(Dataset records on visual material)
* start *

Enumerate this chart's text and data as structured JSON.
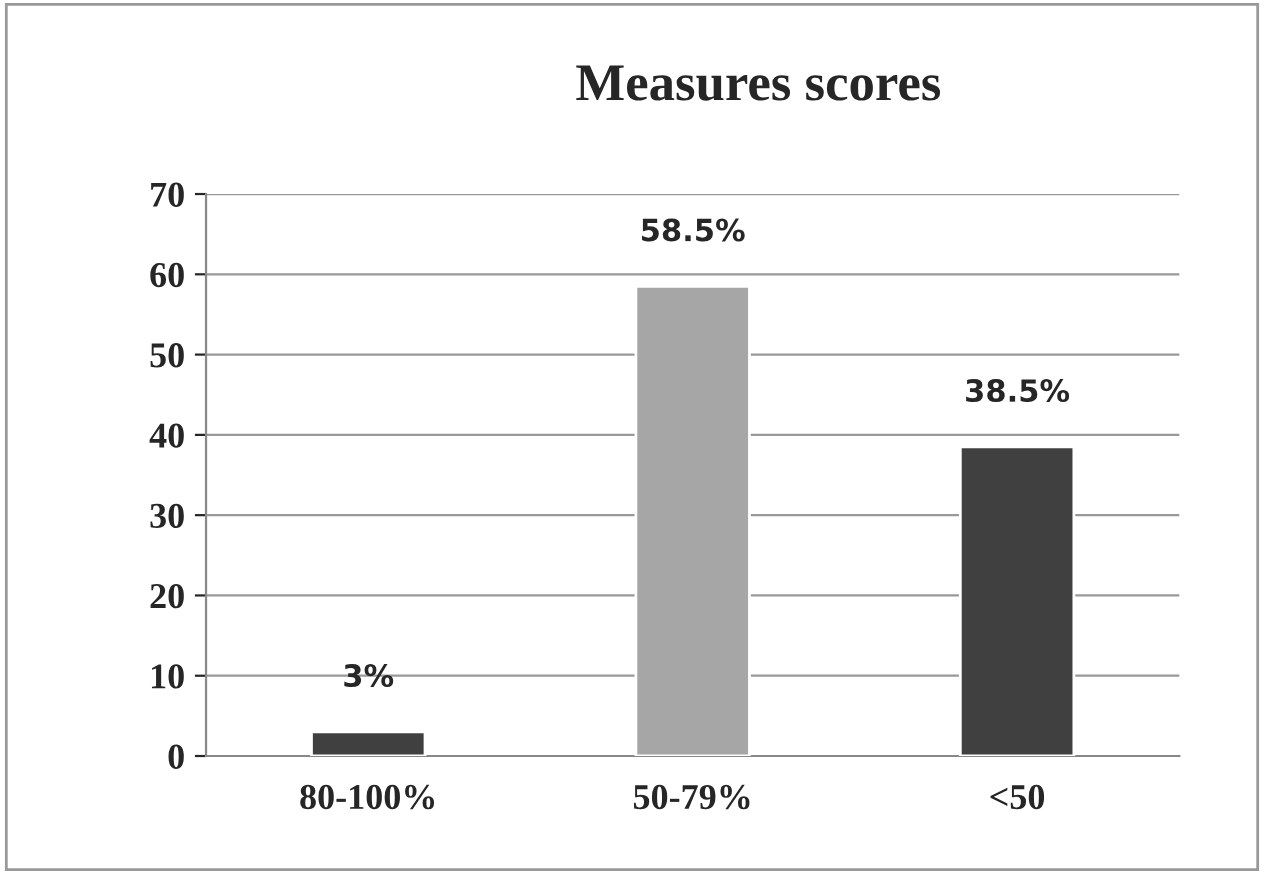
{
  "chart_data": {
    "type": "bar",
    "title": "Measures scores",
    "categories": [
      "80-100%",
      "50-79%",
      "<50"
    ],
    "values": [
      3,
      58.5,
      38.5
    ],
    "colors": [
      "#404040",
      "#a6a6a6",
      "#404040"
    ],
    "value_labels": [
      "3%",
      "58.5%",
      "38.5%"
    ],
    "ylim": [
      0,
      70
    ],
    "yticks": [
      0,
      10,
      20,
      30,
      40,
      50,
      60,
      70
    ],
    "grid": "y"
  }
}
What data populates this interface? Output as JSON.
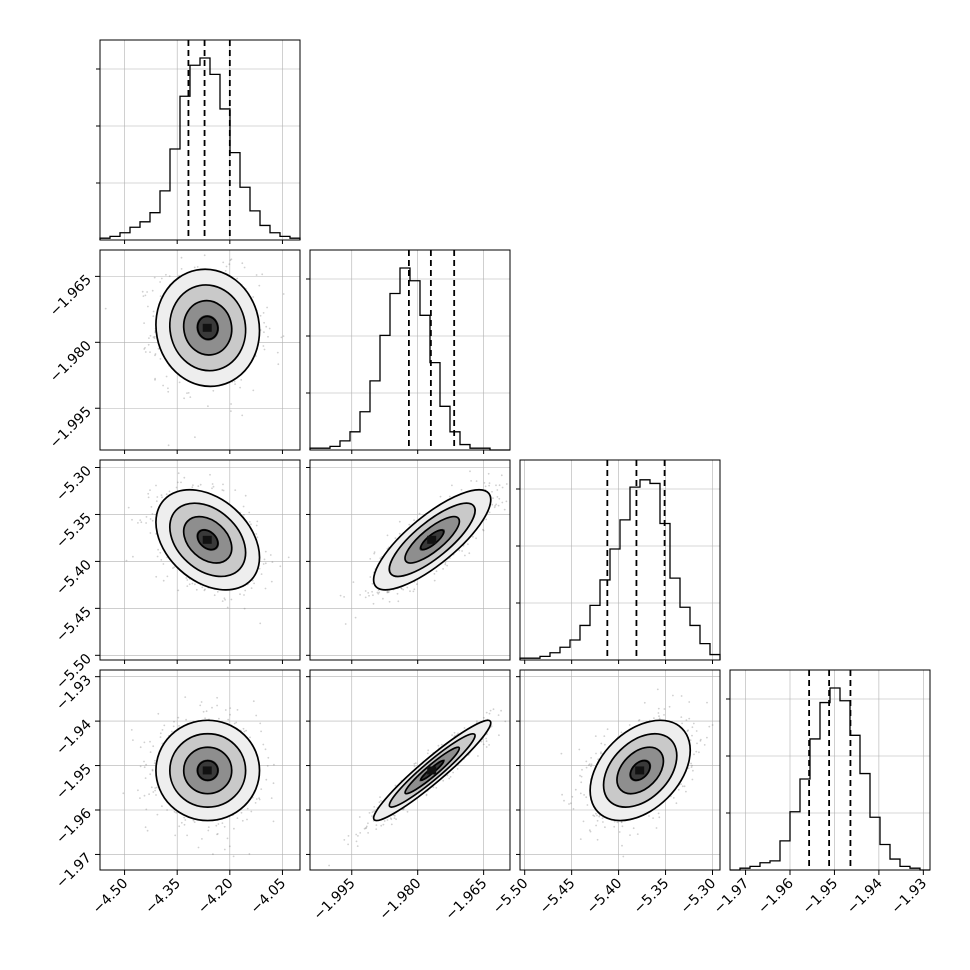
{
  "chart_data": {
    "type": "corner",
    "grid": true,
    "parameters": [
      {
        "index": 0,
        "range": [
          -4.57,
          -4.0
        ],
        "ticks": [
          "−4.50",
          "−4.35",
          "−4.20",
          "−4.05"
        ],
        "tick_values": [
          -4.5,
          -4.35,
          -4.2,
          -4.05
        ],
        "mean": -4.263,
        "sigma": 0.072,
        "quantiles": [
          -4.318,
          -4.272,
          -4.2
        ]
      },
      {
        "index": 1,
        "range": [
          -2.0045,
          -1.959
        ],
        "ticks": [
          "−1.995",
          "−1.980",
          "−1.965"
        ],
        "tick_values": [
          -1.995,
          -1.98,
          -1.965
        ],
        "mean": -1.9767,
        "sigma": 0.0065,
        "quantiles": [
          -1.982,
          -1.977,
          -1.9717
        ]
      },
      {
        "index": 2,
        "range": [
          -5.505,
          -5.292
        ],
        "ticks": [
          "−5.50",
          "−5.45",
          "−5.40",
          "−5.35",
          "−5.30"
        ],
        "tick_values": [
          -5.5,
          -5.45,
          -5.4,
          -5.35,
          -5.3
        ],
        "mean": -5.377,
        "sigma": 0.026,
        "quantiles": [
          -5.412,
          -5.381,
          -5.351
        ]
      },
      {
        "index": 3,
        "range": [
          -1.9735,
          -1.9285
        ],
        "ticks": [
          "−1.97",
          "−1.96",
          "−1.95",
          "−1.94",
          "−1.93"
        ],
        "tick_values": [
          -1.97,
          -1.96,
          -1.95,
          -1.94,
          -1.93
        ],
        "mean": -1.9511,
        "sigma": 0.0055,
        "quantiles": [
          -1.9557,
          -1.9512,
          -1.9464
        ]
      }
    ],
    "correlations": [
      {
        "i": 1,
        "j": 0,
        "rho": -0.05
      },
      {
        "i": 2,
        "j": 0,
        "rho": -0.35
      },
      {
        "i": 2,
        "j": 1,
        "rho": 0.8
      },
      {
        "i": 3,
        "j": 0,
        "rho": 0.0
      },
      {
        "i": 3,
        "j": 1,
        "rho": 0.95
      },
      {
        "i": 3,
        "j": 2,
        "rho": 0.4
      }
    ],
    "histograms": [
      [
        0.01,
        0.02,
        0.04,
        0.07,
        0.1,
        0.15,
        0.27,
        0.5,
        0.79,
        0.96,
        1.0,
        0.91,
        0.72,
        0.48,
        0.29,
        0.16,
        0.08,
        0.04,
        0.02,
        0.01
      ],
      [
        0.01,
        0.01,
        0.02,
        0.05,
        0.1,
        0.21,
        0.38,
        0.63,
        0.86,
        1.0,
        0.93,
        0.74,
        0.48,
        0.24,
        0.1,
        0.03,
        0.01,
        0.01,
        0.0,
        0.0
      ],
      [
        0.01,
        0.01,
        0.02,
        0.04,
        0.07,
        0.11,
        0.19,
        0.3,
        0.44,
        0.61,
        0.77,
        0.95,
        0.99,
        0.97,
        0.75,
        0.45,
        0.29,
        0.19,
        0.09,
        0.03
      ],
      [
        0.0,
        0.01,
        0.02,
        0.04,
        0.05,
        0.16,
        0.32,
        0.5,
        0.72,
        0.92,
        1.0,
        0.93,
        0.74,
        0.53,
        0.29,
        0.14,
        0.06,
        0.02,
        0.01,
        0.0
      ]
    ]
  }
}
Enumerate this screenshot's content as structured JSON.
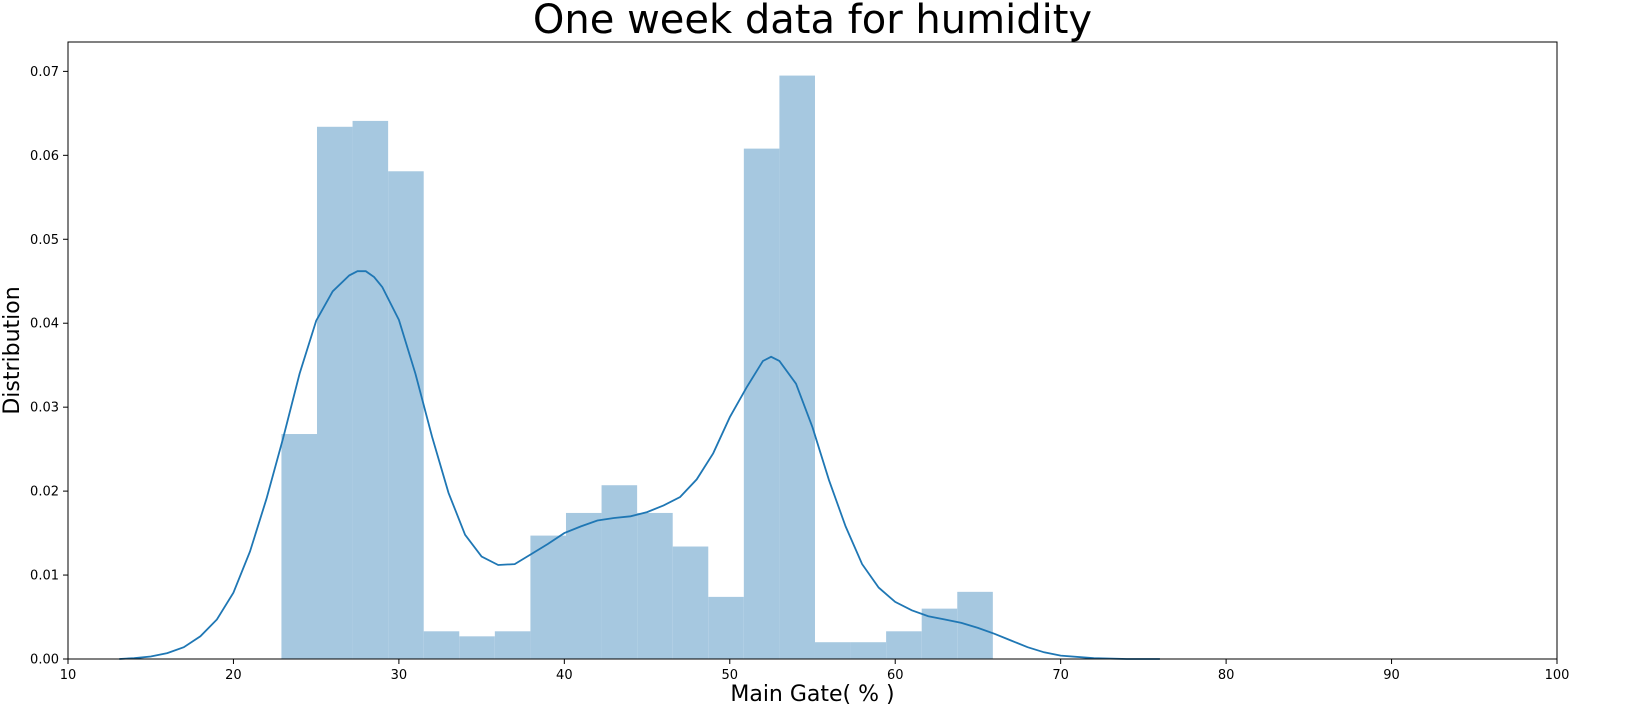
{
  "chart_data": {
    "type": "bar",
    "title": "One week data for humidity",
    "xlabel": "Main Gate( % )",
    "ylabel": "Distribution",
    "xlim": [
      10,
      100
    ],
    "ylim": [
      0,
      0.0735
    ],
    "xticks": [
      "10",
      "20",
      "30",
      "40",
      "50",
      "60",
      "70",
      "80",
      "90",
      "100"
    ],
    "yticks": [
      "0.00",
      "0.01",
      "0.02",
      "0.03",
      "0.04",
      "0.05",
      "0.06",
      "0.07"
    ],
    "grid": false,
    "legend": "none",
    "bar_color": "#a6c8e0",
    "line_color": "#1f77b4",
    "histogram": [
      {
        "x0": 22.9,
        "x1": 25.05,
        "value": 0.0268
      },
      {
        "x0": 25.05,
        "x1": 27.2,
        "value": 0.0634
      },
      {
        "x0": 27.2,
        "x1": 29.35,
        "value": 0.0641
      },
      {
        "x0": 29.35,
        "x1": 31.5,
        "value": 0.0581
      },
      {
        "x0": 31.5,
        "x1": 33.65,
        "value": 0.0033
      },
      {
        "x0": 33.65,
        "x1": 35.8,
        "value": 0.0027
      },
      {
        "x0": 35.8,
        "x1": 37.95,
        "value": 0.0033
      },
      {
        "x0": 37.95,
        "x1": 40.1,
        "value": 0.0147
      },
      {
        "x0": 40.1,
        "x1": 42.25,
        "value": 0.0174
      },
      {
        "x0": 42.25,
        "x1": 44.4,
        "value": 0.0207
      },
      {
        "x0": 44.4,
        "x1": 46.55,
        "value": 0.0174
      },
      {
        "x0": 46.55,
        "x1": 48.7,
        "value": 0.0134
      },
      {
        "x0": 48.7,
        "x1": 50.85,
        "value": 0.0074
      },
      {
        "x0": 50.85,
        "x1": 53.0,
        "value": 0.0608
      },
      {
        "x0": 53.0,
        "x1": 55.15,
        "value": 0.0695
      },
      {
        "x0": 55.15,
        "x1": 57.3,
        "value": 0.002
      },
      {
        "x0": 57.3,
        "x1": 59.45,
        "value": 0.002
      },
      {
        "x0": 59.45,
        "x1": 61.6,
        "value": 0.0033
      },
      {
        "x0": 61.6,
        "x1": 63.75,
        "value": 0.006
      },
      {
        "x0": 63.75,
        "x1": 65.9,
        "value": 0.008
      }
    ],
    "kde": {
      "x": [
        13.1,
        14,
        15,
        16,
        17,
        18,
        19,
        20,
        21,
        22,
        23,
        24,
        25,
        26,
        27,
        27.5,
        28,
        28.5,
        29,
        30,
        31,
        32,
        33,
        34,
        35,
        36,
        37,
        38,
        39,
        40,
        41,
        42,
        43,
        44,
        45,
        46,
        47,
        48,
        49,
        50,
        51,
        52,
        52.5,
        53,
        54,
        55,
        56,
        57,
        58,
        59,
        60,
        61,
        62,
        63,
        64,
        65,
        66,
        67,
        68,
        69,
        70,
        72,
        74,
        76
      ],
      "y": [
        0.0,
        0.0001,
        0.0003,
        0.0007,
        0.0014,
        0.0027,
        0.0047,
        0.0079,
        0.0128,
        0.0191,
        0.0263,
        0.034,
        0.0403,
        0.0438,
        0.0457,
        0.0462,
        0.0462,
        0.0455,
        0.0443,
        0.0404,
        0.034,
        0.0265,
        0.0198,
        0.0148,
        0.0122,
        0.0112,
        0.0113,
        0.0125,
        0.0137,
        0.015,
        0.0158,
        0.0165,
        0.0168,
        0.017,
        0.0175,
        0.0183,
        0.0193,
        0.0214,
        0.0245,
        0.0288,
        0.0323,
        0.0355,
        0.036,
        0.0355,
        0.0328,
        0.0276,
        0.0213,
        0.0158,
        0.0113,
        0.0085,
        0.0068,
        0.0058,
        0.0051,
        0.0047,
        0.0043,
        0.0037,
        0.003,
        0.0022,
        0.0014,
        0.0008,
        0.0004,
        0.0001,
        0.0,
        0.0
      ]
    }
  }
}
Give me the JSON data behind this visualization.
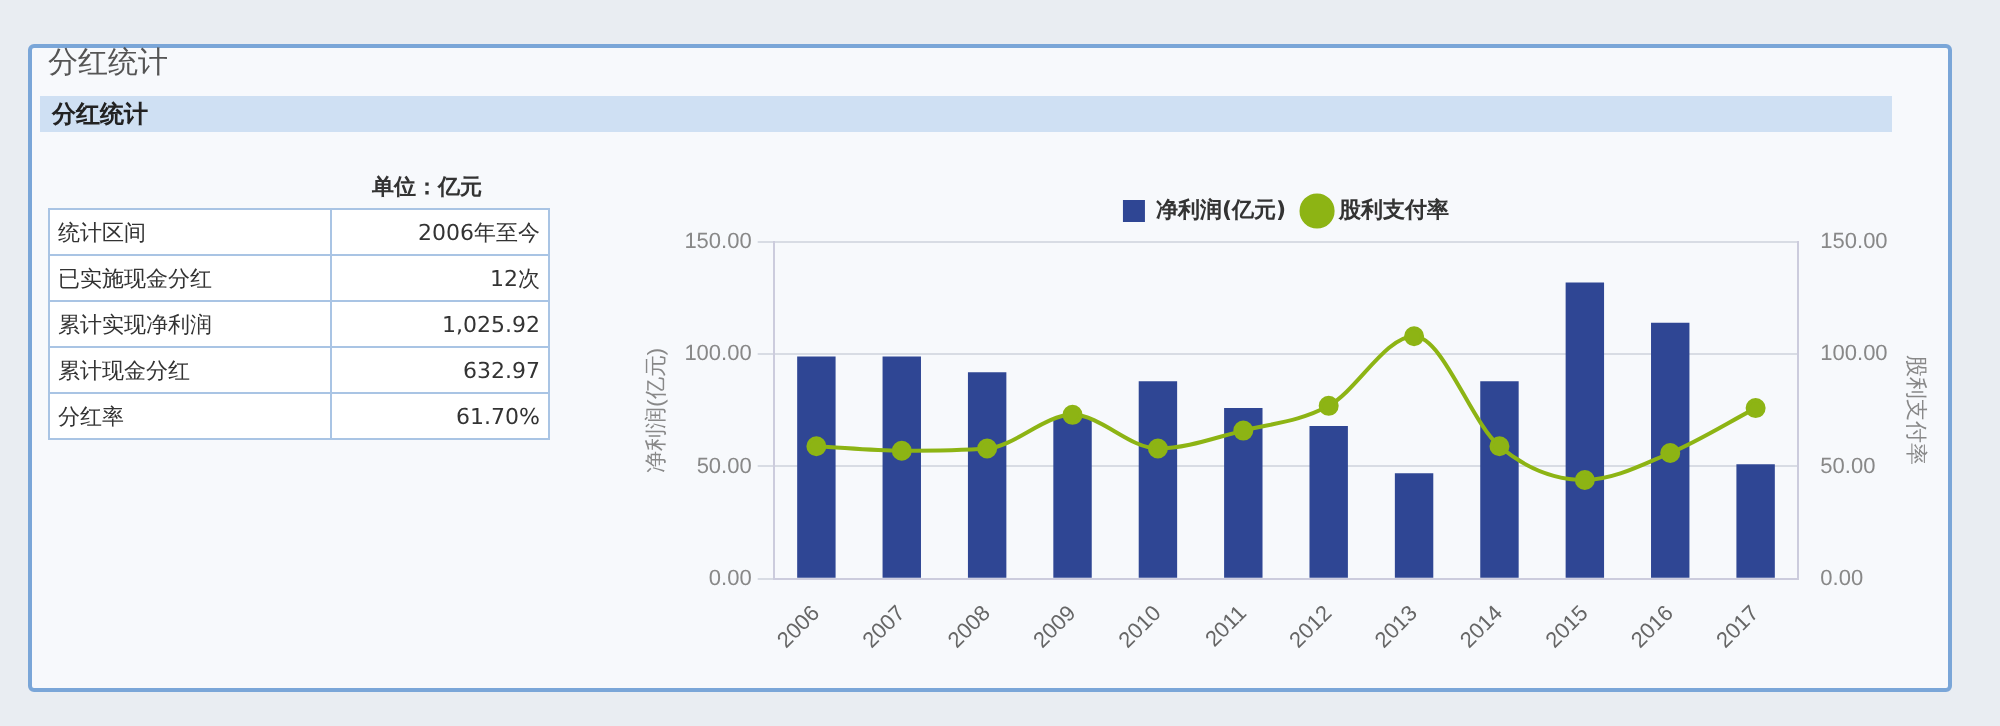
{
  "chart_data": [
    {
      "type": "other",
      "title": "分红统计",
      "subtitle": "分红统计",
      "annotations": [
        "单位：亿元",
        "统计区间",
        "2006年至今",
        "已实施现金分红",
        "12次",
        "累计实现净利润",
        "1,025.92",
        "累计现金分红",
        "632.97",
        "分红率",
        "61.70%"
      ]
    },
    {
      "type": "bar",
      "categories": [
        "2006",
        "2007",
        "2008",
        "2009",
        "2010",
        "2011",
        "2012",
        "2013",
        "2014",
        "2015",
        "2016",
        "2017"
      ],
      "series": [
        {
          "name": "净利润(亿元)",
          "color": "#2f4694",
          "values": [
            99,
            99,
            92,
            72,
            88,
            76,
            68,
            47,
            88,
            132,
            114,
            51
          ]
        },
        {
          "name": "股利支付率",
          "type": "line",
          "axis": "y2",
          "color": "#8db414",
          "values": [
            59,
            57,
            58,
            73,
            58,
            66,
            77,
            108,
            59,
            44,
            56,
            76
          ]
        }
      ],
      "ylabel": "净利润(亿元)",
      "y2label": "股利支付率",
      "ylim": [
        0,
        150
      ],
      "yticks": [
        {
          "value": 0,
          "label": "0.00"
        },
        {
          "value": 50,
          "label": "50.00"
        },
        {
          "value": 100,
          "label": "100.00"
        },
        {
          "value": 150,
          "label": "150.00"
        }
      ],
      "y2lim": [
        0,
        150
      ],
      "y2ticks": [
        {
          "value": 0,
          "label": "0.00"
        },
        {
          "value": 50,
          "label": "50.00"
        },
        {
          "value": 100,
          "label": "100.00"
        },
        {
          "value": 150,
          "label": "150.00"
        }
      ],
      "grid": "y",
      "legend": "top",
      "marker": "circle"
    }
  ]
}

* end *

→ **EXERCISE**: Copy each line that contains the word "structured".

→ **FINAL RESULT**:
Enumerate this chart's text and data as structured JSON.
Enumerate this screenshot's content as structured JSON.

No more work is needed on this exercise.